What to work on> Please quote the material exactly, every line of it.

Records for this exercise>
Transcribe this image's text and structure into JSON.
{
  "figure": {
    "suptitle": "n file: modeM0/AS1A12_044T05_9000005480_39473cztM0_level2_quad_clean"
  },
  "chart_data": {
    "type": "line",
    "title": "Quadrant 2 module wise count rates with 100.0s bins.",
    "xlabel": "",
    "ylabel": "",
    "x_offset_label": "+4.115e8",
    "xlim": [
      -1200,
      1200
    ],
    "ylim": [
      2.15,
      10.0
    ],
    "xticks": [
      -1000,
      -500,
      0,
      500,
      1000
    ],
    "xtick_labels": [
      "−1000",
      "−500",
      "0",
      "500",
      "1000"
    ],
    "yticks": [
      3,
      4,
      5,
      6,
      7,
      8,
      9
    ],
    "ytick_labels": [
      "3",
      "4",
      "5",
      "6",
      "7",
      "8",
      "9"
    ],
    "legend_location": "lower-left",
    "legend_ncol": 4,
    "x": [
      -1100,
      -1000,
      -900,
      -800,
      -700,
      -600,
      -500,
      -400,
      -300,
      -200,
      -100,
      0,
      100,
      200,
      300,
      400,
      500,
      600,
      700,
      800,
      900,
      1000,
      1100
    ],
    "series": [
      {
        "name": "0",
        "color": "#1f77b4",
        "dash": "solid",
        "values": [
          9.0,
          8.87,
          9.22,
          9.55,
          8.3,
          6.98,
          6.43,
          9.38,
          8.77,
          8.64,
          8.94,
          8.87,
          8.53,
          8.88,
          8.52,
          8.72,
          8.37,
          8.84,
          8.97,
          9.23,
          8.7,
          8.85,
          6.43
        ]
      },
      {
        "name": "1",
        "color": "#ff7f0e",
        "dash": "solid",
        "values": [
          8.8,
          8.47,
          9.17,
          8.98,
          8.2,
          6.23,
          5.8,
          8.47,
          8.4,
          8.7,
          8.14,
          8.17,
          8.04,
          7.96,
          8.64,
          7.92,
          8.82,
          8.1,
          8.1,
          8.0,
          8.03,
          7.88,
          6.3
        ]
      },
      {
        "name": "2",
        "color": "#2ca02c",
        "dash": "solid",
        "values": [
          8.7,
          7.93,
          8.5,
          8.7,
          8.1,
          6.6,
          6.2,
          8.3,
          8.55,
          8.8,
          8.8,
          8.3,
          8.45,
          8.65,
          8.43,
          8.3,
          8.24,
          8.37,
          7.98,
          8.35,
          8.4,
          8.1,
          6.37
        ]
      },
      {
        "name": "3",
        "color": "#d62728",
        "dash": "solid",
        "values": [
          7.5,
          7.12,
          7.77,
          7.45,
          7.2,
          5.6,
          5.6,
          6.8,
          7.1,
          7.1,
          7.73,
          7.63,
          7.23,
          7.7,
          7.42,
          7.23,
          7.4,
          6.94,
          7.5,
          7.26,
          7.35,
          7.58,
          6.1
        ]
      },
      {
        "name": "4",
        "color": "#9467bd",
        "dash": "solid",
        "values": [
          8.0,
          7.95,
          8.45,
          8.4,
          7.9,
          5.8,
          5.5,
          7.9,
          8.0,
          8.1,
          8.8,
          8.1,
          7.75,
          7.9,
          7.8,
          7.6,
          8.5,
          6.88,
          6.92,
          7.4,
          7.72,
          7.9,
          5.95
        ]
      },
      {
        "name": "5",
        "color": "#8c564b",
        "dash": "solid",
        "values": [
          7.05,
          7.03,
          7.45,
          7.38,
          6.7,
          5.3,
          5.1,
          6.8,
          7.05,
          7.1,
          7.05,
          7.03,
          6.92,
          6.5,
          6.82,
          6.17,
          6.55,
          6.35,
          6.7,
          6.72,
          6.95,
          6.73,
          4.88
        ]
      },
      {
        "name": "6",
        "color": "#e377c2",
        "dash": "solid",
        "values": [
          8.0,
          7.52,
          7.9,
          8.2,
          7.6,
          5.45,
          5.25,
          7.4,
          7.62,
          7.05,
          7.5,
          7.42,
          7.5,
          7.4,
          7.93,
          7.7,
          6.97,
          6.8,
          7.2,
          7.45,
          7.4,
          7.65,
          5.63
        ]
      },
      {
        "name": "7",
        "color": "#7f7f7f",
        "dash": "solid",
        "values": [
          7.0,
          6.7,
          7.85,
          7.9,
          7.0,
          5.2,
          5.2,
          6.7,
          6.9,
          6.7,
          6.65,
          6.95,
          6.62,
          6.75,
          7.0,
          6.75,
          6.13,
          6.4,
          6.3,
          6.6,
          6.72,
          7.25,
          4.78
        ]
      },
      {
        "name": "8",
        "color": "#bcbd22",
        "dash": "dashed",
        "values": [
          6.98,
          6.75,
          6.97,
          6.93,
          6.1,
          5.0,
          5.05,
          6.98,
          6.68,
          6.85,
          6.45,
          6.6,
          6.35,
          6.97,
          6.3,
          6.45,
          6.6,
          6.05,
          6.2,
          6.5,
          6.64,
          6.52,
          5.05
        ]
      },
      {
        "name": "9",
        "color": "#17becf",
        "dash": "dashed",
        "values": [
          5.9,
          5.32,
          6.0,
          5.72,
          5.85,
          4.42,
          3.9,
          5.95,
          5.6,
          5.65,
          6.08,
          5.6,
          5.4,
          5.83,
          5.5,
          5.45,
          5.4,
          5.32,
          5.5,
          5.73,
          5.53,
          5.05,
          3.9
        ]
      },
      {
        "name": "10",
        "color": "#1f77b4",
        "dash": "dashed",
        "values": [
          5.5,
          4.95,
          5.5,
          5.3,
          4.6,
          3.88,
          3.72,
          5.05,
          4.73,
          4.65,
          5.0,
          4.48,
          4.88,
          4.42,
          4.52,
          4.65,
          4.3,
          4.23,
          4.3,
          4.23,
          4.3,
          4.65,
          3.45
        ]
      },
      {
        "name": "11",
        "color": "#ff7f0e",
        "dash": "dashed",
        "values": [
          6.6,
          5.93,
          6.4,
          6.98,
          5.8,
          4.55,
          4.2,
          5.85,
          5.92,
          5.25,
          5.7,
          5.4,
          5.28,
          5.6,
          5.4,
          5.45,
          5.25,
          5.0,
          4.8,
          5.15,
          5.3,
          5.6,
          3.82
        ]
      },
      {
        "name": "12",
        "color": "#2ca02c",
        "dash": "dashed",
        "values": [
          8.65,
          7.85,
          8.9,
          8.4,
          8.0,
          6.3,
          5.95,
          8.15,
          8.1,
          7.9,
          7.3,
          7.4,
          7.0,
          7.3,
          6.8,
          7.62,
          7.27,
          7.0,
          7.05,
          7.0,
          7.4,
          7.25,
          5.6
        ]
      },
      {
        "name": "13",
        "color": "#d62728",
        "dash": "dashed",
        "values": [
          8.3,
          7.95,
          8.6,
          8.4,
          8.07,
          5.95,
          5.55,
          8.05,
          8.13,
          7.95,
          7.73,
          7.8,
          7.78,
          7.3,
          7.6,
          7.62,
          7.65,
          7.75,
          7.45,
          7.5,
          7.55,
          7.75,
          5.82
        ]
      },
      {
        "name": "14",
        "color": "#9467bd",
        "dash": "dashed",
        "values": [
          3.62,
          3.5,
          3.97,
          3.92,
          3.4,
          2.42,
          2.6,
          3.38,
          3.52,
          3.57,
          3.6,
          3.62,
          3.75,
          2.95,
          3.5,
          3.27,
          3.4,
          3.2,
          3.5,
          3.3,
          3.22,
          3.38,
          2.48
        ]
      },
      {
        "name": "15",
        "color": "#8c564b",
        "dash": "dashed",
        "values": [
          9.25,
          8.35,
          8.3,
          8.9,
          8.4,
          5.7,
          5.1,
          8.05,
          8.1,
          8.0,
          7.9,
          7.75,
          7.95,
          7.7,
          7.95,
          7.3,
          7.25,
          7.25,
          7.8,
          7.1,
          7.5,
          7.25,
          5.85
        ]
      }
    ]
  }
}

Exercise response>
Transcribe this image's text and structure into JSON.
{
  "figure": {
    "suptitle": "n file: modeM0/AS1A12_044T05_9000005480_39473cztM0_level2_quad_clean"
  },
  "chart_data": {
    "type": "line",
    "title": "Quadrant 2 module wise count rates with 100.0s bins.",
    "xlabel": "",
    "ylabel": "",
    "x_offset_label": "+4.115e8",
    "xlim": [
      -1200,
      1200
    ],
    "ylim": [
      2.15,
      10.0
    ],
    "xticks": [
      -1000,
      -500,
      0,
      500,
      1000
    ],
    "xtick_labels": [
      "−1000",
      "−500",
      "0",
      "500",
      "1000"
    ],
    "yticks": [
      3,
      4,
      5,
      6,
      7,
      8,
      9
    ],
    "ytick_labels": [
      "3",
      "4",
      "5",
      "6",
      "7",
      "8",
      "9"
    ],
    "legend_location": "lower-left",
    "legend_ncol": 4,
    "x": [
      -1100,
      -1000,
      -900,
      -800,
      -700,
      -600,
      -500,
      -400,
      -300,
      -200,
      -100,
      0,
      100,
      200,
      300,
      400,
      500,
      600,
      700,
      800,
      900,
      1000,
      1100
    ],
    "series": [
      {
        "name": "0",
        "color": "#1f77b4",
        "dash": "solid",
        "values": [
          9.0,
          8.87,
          9.22,
          9.55,
          8.3,
          6.98,
          6.43,
          9.38,
          8.77,
          8.64,
          8.94,
          8.87,
          8.53,
          8.88,
          8.52,
          8.72,
          8.37,
          8.84,
          8.97,
          9.23,
          8.7,
          8.85,
          6.43
        ]
      },
      {
        "name": "1",
        "color": "#ff7f0e",
        "dash": "solid",
        "values": [
          8.8,
          8.47,
          9.17,
          8.98,
          8.2,
          6.23,
          5.8,
          8.47,
          8.4,
          8.7,
          8.14,
          8.17,
          8.04,
          7.96,
          8.64,
          7.92,
          8.82,
          8.1,
          8.1,
          8.0,
          8.03,
          7.88,
          6.3
        ]
      },
      {
        "name": "2",
        "color": "#2ca02c",
        "dash": "solid",
        "values": [
          8.7,
          7.93,
          8.5,
          8.7,
          8.1,
          6.6,
          6.2,
          8.3,
          8.55,
          8.8,
          8.8,
          8.3,
          8.45,
          8.65,
          8.43,
          8.3,
          8.24,
          8.37,
          7.98,
          8.35,
          8.4,
          8.1,
          6.37
        ]
      },
      {
        "name": "3",
        "color": "#d62728",
        "dash": "solid",
        "values": [
          7.5,
          7.12,
          7.77,
          7.45,
          7.2,
          5.6,
          5.6,
          6.8,
          7.1,
          7.1,
          7.73,
          7.63,
          7.23,
          7.7,
          7.42,
          7.23,
          7.4,
          6.94,
          7.5,
          7.26,
          7.35,
          7.58,
          6.1
        ]
      },
      {
        "name": "4",
        "color": "#9467bd",
        "dash": "solid",
        "values": [
          8.0,
          7.95,
          8.45,
          8.4,
          7.9,
          5.8,
          5.5,
          7.9,
          8.0,
          8.1,
          8.8,
          8.1,
          7.75,
          7.9,
          7.8,
          7.6,
          8.5,
          6.88,
          6.92,
          7.4,
          7.72,
          7.9,
          5.95
        ]
      },
      {
        "name": "5",
        "color": "#8c564b",
        "dash": "solid",
        "values": [
          7.05,
          7.03,
          7.45,
          7.38,
          6.7,
          5.3,
          5.1,
          6.8,
          7.05,
          7.1,
          7.05,
          7.03,
          6.92,
          6.5,
          6.82,
          6.17,
          6.55,
          6.35,
          6.7,
          6.72,
          6.95,
          6.73,
          4.88
        ]
      },
      {
        "name": "6",
        "color": "#e377c2",
        "dash": "solid",
        "values": [
          8.0,
          7.52,
          7.9,
          8.2,
          7.6,
          5.45,
          5.25,
          7.4,
          7.62,
          7.05,
          7.5,
          7.42,
          7.5,
          7.4,
          7.93,
          7.7,
          6.97,
          6.8,
          7.2,
          7.45,
          7.4,
          7.65,
          5.63
        ]
      },
      {
        "name": "7",
        "color": "#7f7f7f",
        "dash": "solid",
        "values": [
          7.0,
          6.7,
          7.85,
          7.9,
          7.0,
          5.2,
          5.2,
          6.7,
          6.9,
          6.7,
          6.65,
          6.95,
          6.62,
          6.75,
          7.0,
          6.75,
          6.13,
          6.4,
          6.3,
          6.6,
          6.72,
          7.25,
          4.78
        ]
      },
      {
        "name": "8",
        "color": "#bcbd22",
        "dash": "dashed",
        "values": [
          6.98,
          6.75,
          6.97,
          6.93,
          6.1,
          5.0,
          5.05,
          6.98,
          6.68,
          6.85,
          6.45,
          6.6,
          6.35,
          6.97,
          6.3,
          6.45,
          6.6,
          6.05,
          6.2,
          6.5,
          6.64,
          6.52,
          5.05
        ]
      },
      {
        "name": "9",
        "color": "#17becf",
        "dash": "dashed",
        "values": [
          5.9,
          5.32,
          6.0,
          5.72,
          5.85,
          4.42,
          3.9,
          5.95,
          5.6,
          5.65,
          6.08,
          5.6,
          5.4,
          5.83,
          5.5,
          5.45,
          5.4,
          5.32,
          5.5,
          5.73,
          5.53,
          5.05,
          3.9
        ]
      },
      {
        "name": "10",
        "color": "#1f77b4",
        "dash": "dashed",
        "values": [
          5.5,
          4.95,
          5.5,
          5.3,
          4.6,
          3.88,
          3.72,
          5.05,
          4.73,
          4.65,
          5.0,
          4.48,
          4.88,
          4.42,
          4.52,
          4.65,
          4.3,
          4.23,
          4.3,
          4.23,
          4.3,
          4.65,
          3.45
        ]
      },
      {
        "name": "11",
        "color": "#ff7f0e",
        "dash": "dashed",
        "values": [
          6.6,
          5.93,
          6.4,
          6.98,
          5.8,
          4.55,
          4.2,
          5.85,
          5.92,
          5.25,
          5.7,
          5.4,
          5.28,
          5.6,
          5.4,
          5.45,
          5.25,
          5.0,
          4.8,
          5.15,
          5.3,
          5.6,
          3.82
        ]
      },
      {
        "name": "12",
        "color": "#2ca02c",
        "dash": "dashed",
        "values": [
          8.65,
          7.85,
          8.9,
          8.4,
          8.0,
          6.3,
          5.95,
          8.15,
          8.1,
          7.9,
          7.3,
          7.4,
          7.0,
          7.3,
          6.8,
          7.62,
          7.27,
          7.0,
          7.05,
          7.0,
          7.4,
          7.25,
          5.6
        ]
      },
      {
        "name": "13",
        "color": "#d62728",
        "dash": "dashed",
        "values": [
          8.3,
          7.95,
          8.6,
          8.4,
          8.07,
          5.95,
          5.55,
          8.05,
          8.13,
          7.95,
          7.73,
          7.8,
          7.78,
          7.3,
          7.6,
          7.62,
          7.65,
          7.75,
          7.45,
          7.5,
          7.55,
          7.75,
          5.82
        ]
      },
      {
        "name": "14",
        "color": "#9467bd",
        "dash": "dashed",
        "values": [
          3.62,
          3.5,
          3.97,
          3.92,
          3.4,
          2.42,
          2.6,
          3.38,
          3.52,
          3.57,
          3.6,
          3.62,
          3.75,
          2.95,
          3.5,
          3.27,
          3.4,
          3.2,
          3.5,
          3.3,
          3.22,
          3.38,
          2.48
        ]
      },
      {
        "name": "15",
        "color": "#8c564b",
        "dash": "dashed",
        "values": [
          9.25,
          8.35,
          8.3,
          8.9,
          8.4,
          5.7,
          5.1,
          8.05,
          8.1,
          8.0,
          7.9,
          7.75,
          7.95,
          7.7,
          7.95,
          7.3,
          7.25,
          7.25,
          7.8,
          7.1,
          7.5,
          7.25,
          5.85
        ]
      }
    ]
  }
}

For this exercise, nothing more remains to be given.